Data for this task:
>>>>>

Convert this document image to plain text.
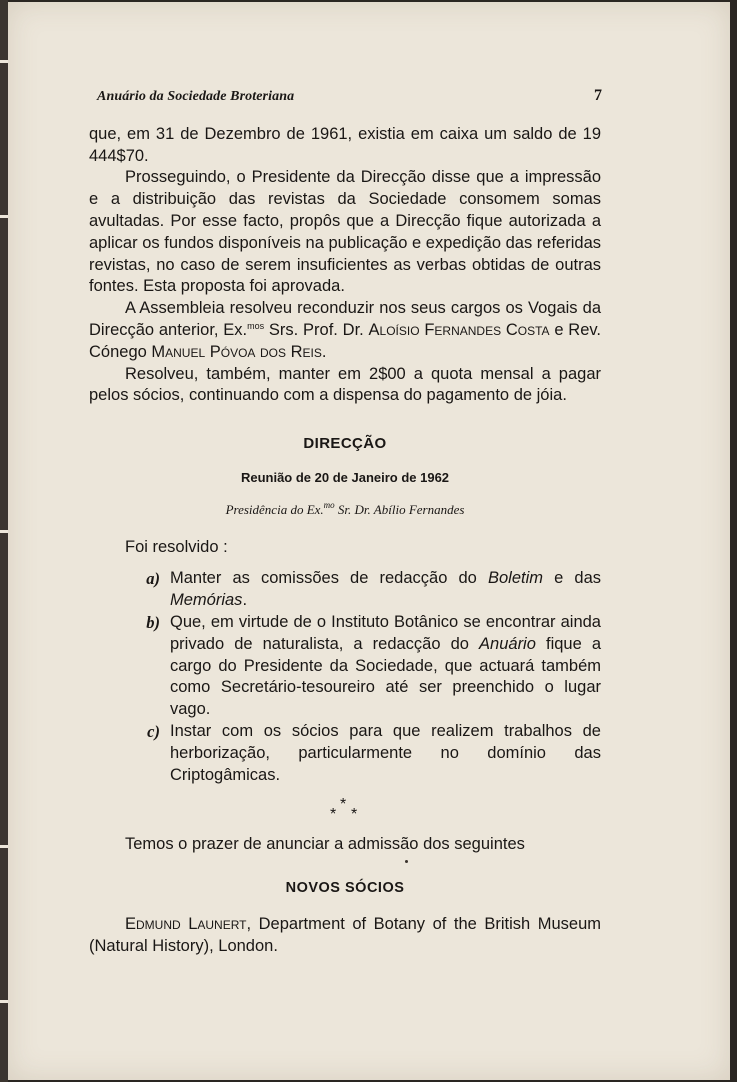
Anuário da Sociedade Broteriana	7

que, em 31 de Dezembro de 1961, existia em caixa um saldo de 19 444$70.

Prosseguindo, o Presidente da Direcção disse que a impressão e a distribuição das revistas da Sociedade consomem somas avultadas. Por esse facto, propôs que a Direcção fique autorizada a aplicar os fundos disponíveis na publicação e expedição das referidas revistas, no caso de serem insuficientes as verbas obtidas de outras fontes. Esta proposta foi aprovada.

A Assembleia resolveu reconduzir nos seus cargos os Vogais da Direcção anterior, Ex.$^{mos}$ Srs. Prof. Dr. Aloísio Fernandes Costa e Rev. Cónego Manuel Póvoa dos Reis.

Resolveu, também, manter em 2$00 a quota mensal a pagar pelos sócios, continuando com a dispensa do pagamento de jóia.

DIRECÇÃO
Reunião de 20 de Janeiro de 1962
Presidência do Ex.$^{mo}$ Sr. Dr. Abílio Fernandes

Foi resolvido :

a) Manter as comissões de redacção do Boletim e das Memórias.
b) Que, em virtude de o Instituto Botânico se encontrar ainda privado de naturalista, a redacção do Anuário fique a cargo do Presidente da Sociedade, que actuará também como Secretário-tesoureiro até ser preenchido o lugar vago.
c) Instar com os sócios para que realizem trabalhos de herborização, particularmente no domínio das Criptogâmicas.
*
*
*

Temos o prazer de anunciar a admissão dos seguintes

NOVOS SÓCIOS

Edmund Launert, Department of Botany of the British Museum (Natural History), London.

<<<<<

Task goal:
Copy every entry exactly as written. Pictures are excluded.

Solution for this exercise:
Convert this document image to plain text.
Anuário da Sociedade Broteriana	7

que, em 31 de Dezembro de 1961, existia em caixa um saldo de 19 444$70.

Prosseguindo, o Presidente da Direcção disse que a impressão e a distribuição das revistas da Sociedade consomem somas avultadas. Por esse facto, propôs que a Direcção fique autorizada a aplicar os fundos disponíveis na publicação e expedição das referidas revistas, no caso de serem insuficientes as verbas obtidas de outras fontes. Esta proposta foi aprovada.

A Assembleia resolveu reconduzir nos seus cargos os Vogais da Direcção anterior, Ex.$^{mos}$ Srs. Prof. Dr. Aloísio Fernandes Costa e Rev. Cónego Manuel Póvoa dos Reis.

Resolveu, também, manter em 2$00 a quota mensal a pagar pelos sócios, continuando com a dispensa do pagamento de jóia.

DIRECÇÃO
Reunião de 20 de Janeiro de 1962
Presidência do Ex.$^{mo}$ Sr. Dr. Abílio Fernandes

Foi resolvido :

a) Manter as comissões de redacção do Boletim e das Memórias.
b) Que, em virtude de o Instituto Botânico se encontrar ainda privado de naturalista, a redacção do Anuário fique a cargo do Presidente da Sociedade, que actuará também como Secretário-tesoureiro até ser preenchido o lugar vago.
c) Instar com os sócios para que realizem trabalhos de herborização, particularmente no domínio das Criptogâmicas.
*
*
*

Temos o prazer de anunciar a admissão dos seguintes

NOVOS SÓCIOS

Edmund Launert, Department of Botany of the British Museum (Natural History), London.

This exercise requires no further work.